§ What you should do: Without the pictures, set down every line of the data exactly.

§ Information shown:

+ + + +

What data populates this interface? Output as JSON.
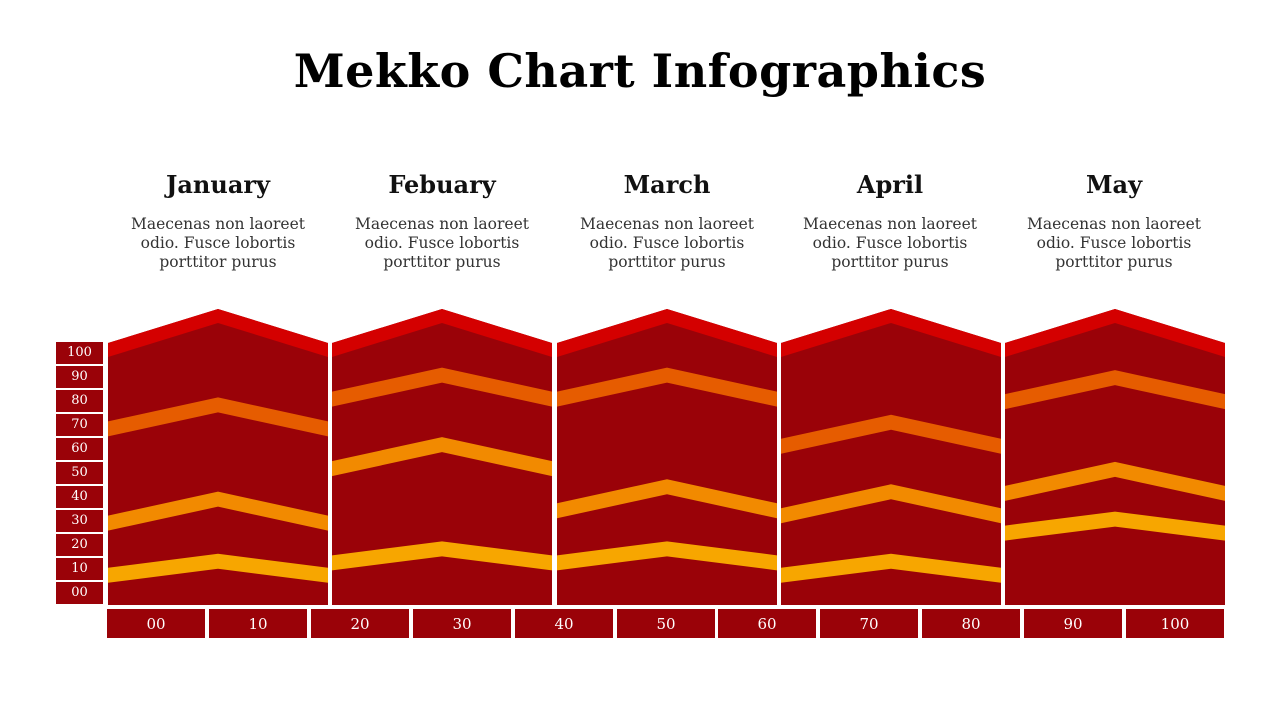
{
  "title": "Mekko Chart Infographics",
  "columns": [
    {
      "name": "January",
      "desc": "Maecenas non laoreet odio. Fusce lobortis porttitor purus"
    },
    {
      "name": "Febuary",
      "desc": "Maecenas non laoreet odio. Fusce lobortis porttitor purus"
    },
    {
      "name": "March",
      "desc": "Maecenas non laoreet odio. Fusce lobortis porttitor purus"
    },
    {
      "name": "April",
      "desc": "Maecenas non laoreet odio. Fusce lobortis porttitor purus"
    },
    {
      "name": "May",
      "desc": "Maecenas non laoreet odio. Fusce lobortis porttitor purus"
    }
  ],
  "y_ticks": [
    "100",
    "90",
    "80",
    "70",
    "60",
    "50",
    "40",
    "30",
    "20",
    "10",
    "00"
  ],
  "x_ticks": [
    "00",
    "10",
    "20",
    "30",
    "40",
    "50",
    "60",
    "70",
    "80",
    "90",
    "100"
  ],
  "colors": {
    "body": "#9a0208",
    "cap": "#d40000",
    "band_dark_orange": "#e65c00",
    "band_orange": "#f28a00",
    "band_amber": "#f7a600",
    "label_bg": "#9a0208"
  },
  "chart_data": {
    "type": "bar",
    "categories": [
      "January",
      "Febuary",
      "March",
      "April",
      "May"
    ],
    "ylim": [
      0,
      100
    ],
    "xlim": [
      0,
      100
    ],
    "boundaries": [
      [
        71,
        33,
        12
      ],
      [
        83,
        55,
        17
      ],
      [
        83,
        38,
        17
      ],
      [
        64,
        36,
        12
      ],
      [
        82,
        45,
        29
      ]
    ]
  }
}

+ + + +

§ Exercise solution:
What data populates this interface? Output as JSON.
{
  "title": "Mekko Chart Infographics",
  "columns": [
    {
      "name": "January",
      "desc": "Maecenas non laoreet odio. Fusce lobortis porttitor purus"
    },
    {
      "name": "Febuary",
      "desc": "Maecenas non laoreet odio. Fusce lobortis porttitor purus"
    },
    {
      "name": "March",
      "desc": "Maecenas non laoreet odio. Fusce lobortis porttitor purus"
    },
    {
      "name": "April",
      "desc": "Maecenas non laoreet odio. Fusce lobortis porttitor purus"
    },
    {
      "name": "May",
      "desc": "Maecenas non laoreet odio. Fusce lobortis porttitor purus"
    }
  ],
  "y_ticks": [
    "100",
    "90",
    "80",
    "70",
    "60",
    "50",
    "40",
    "30",
    "20",
    "10",
    "00"
  ],
  "x_ticks": [
    "00",
    "10",
    "20",
    "30",
    "40",
    "50",
    "60",
    "70",
    "80",
    "90",
    "100"
  ],
  "colors": {
    "body": "#9a0208",
    "cap": "#d40000",
    "band_dark_orange": "#e65c00",
    "band_orange": "#f28a00",
    "band_amber": "#f7a600",
    "label_bg": "#9a0208"
  },
  "chart_data": {
    "type": "bar",
    "categories": [
      "January",
      "Febuary",
      "March",
      "April",
      "May"
    ],
    "ylim": [
      0,
      100
    ],
    "xlim": [
      0,
      100
    ],
    "boundaries": [
      [
        71,
        33,
        12
      ],
      [
        83,
        55,
        17
      ],
      [
        83,
        38,
        17
      ],
      [
        64,
        36,
        12
      ],
      [
        82,
        45,
        29
      ]
    ]
  }
}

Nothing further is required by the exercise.